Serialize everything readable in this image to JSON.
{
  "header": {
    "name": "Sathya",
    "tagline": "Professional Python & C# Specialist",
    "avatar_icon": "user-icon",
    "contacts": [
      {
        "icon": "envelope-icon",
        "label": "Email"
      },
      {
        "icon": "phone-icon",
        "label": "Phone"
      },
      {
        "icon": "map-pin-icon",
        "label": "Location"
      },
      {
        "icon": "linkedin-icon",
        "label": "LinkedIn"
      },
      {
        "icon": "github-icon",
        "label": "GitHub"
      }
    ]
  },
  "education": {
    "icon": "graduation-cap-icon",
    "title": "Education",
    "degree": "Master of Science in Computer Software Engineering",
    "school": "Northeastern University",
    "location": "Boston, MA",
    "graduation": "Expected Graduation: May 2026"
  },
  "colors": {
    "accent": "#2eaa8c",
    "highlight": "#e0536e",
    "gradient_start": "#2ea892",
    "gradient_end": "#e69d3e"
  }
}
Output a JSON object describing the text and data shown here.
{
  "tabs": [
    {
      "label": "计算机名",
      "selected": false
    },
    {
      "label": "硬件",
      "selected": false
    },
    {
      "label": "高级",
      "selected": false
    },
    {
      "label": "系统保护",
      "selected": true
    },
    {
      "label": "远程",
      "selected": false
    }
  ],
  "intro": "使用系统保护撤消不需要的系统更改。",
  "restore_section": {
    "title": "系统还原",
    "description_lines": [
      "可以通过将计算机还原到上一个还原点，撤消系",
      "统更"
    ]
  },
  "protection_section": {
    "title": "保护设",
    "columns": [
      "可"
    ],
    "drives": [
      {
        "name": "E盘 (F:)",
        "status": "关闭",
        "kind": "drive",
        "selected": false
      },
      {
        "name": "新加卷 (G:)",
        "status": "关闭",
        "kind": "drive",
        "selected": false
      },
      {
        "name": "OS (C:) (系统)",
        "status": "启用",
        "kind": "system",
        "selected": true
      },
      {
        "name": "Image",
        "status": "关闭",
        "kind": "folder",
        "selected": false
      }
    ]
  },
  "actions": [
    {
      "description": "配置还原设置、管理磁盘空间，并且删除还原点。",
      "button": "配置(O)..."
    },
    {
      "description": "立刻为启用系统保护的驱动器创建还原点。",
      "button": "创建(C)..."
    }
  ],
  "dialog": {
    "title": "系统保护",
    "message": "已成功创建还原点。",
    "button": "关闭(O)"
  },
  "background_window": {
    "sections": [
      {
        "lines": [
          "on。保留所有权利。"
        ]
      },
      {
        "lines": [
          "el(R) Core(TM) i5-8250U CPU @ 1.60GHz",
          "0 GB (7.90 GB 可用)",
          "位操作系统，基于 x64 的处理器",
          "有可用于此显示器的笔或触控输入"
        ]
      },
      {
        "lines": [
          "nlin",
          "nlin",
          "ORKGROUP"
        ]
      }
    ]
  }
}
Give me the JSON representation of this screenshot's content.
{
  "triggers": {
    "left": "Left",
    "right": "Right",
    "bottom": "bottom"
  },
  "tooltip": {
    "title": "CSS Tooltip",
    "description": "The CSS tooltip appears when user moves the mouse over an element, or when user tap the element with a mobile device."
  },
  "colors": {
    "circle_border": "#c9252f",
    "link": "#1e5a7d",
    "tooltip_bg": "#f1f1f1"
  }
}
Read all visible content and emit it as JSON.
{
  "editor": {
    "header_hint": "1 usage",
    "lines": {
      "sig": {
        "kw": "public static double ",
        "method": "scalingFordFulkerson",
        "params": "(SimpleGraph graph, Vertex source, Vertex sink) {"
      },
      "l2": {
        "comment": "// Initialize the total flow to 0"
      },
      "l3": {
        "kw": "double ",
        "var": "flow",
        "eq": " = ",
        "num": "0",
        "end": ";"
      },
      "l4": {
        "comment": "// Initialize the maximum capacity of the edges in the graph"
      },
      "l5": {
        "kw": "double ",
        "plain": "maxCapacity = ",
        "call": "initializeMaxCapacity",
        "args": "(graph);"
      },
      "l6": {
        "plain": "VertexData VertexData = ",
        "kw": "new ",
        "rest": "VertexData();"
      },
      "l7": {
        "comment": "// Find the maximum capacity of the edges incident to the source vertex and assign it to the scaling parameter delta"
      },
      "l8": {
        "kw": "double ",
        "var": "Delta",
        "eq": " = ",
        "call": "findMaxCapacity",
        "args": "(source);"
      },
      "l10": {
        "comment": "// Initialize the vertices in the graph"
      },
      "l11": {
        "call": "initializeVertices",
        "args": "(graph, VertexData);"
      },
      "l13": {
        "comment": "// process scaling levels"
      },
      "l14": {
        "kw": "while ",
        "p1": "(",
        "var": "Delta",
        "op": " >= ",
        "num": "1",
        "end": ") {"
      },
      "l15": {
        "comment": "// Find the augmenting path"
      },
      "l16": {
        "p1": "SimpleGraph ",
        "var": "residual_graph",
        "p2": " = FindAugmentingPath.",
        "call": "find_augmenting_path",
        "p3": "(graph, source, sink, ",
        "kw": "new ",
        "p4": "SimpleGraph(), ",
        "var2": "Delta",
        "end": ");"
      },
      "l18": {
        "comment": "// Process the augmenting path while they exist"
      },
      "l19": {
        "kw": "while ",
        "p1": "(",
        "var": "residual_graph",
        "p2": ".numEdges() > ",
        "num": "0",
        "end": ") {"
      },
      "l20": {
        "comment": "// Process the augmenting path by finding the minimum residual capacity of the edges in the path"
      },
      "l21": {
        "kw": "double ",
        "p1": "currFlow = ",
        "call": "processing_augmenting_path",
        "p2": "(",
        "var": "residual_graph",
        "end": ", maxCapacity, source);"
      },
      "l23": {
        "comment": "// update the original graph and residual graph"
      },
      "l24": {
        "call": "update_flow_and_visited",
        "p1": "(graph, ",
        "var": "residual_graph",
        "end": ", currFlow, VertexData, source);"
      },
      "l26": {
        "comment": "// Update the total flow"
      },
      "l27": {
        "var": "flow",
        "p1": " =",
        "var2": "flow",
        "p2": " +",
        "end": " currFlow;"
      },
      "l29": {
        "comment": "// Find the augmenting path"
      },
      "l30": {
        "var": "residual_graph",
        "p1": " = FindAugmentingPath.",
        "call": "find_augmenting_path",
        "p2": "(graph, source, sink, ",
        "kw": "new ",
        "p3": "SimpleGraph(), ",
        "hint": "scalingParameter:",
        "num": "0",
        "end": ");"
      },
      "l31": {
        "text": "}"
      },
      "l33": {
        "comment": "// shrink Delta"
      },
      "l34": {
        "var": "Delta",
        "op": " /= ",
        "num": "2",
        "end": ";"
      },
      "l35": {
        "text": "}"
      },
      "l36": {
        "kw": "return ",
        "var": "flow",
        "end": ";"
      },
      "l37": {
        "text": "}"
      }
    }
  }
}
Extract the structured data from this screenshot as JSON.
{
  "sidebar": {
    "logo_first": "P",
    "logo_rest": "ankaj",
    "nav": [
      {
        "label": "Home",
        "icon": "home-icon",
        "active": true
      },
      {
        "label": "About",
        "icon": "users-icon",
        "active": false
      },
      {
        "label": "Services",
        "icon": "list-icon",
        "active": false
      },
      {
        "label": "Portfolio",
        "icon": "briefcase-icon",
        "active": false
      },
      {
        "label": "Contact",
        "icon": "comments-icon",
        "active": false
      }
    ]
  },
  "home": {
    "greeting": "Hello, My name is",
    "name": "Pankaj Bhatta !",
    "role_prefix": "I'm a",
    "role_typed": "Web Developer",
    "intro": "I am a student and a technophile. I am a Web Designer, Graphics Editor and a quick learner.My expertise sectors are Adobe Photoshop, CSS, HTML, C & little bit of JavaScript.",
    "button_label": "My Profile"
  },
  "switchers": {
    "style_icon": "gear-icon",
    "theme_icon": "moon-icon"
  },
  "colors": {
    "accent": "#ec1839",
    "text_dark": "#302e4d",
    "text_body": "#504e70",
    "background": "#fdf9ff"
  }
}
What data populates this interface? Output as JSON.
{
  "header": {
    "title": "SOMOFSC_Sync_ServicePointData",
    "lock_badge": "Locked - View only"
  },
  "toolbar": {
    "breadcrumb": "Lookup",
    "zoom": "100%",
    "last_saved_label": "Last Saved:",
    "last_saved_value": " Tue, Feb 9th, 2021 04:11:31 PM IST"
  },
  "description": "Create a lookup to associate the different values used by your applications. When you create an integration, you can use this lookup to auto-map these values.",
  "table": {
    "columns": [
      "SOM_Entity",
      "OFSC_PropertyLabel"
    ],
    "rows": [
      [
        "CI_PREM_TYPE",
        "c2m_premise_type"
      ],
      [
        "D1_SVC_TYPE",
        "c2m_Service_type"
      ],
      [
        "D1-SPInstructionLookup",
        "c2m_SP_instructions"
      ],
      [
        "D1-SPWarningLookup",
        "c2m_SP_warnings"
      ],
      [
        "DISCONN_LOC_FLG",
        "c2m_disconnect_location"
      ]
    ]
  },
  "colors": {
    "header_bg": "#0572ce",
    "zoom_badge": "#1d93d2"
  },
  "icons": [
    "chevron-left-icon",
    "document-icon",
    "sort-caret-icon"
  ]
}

== Exercise prompt ==
Show the lines of the records that include the string "title".

== Result below ==
    "title": "Education",
    "title": "系统还原",
    "title": "保护设",
    "title": "系统保护",
    "title": "CSS Tooltip",
    "title": "SOMOFSC_Sync_ServicePointData",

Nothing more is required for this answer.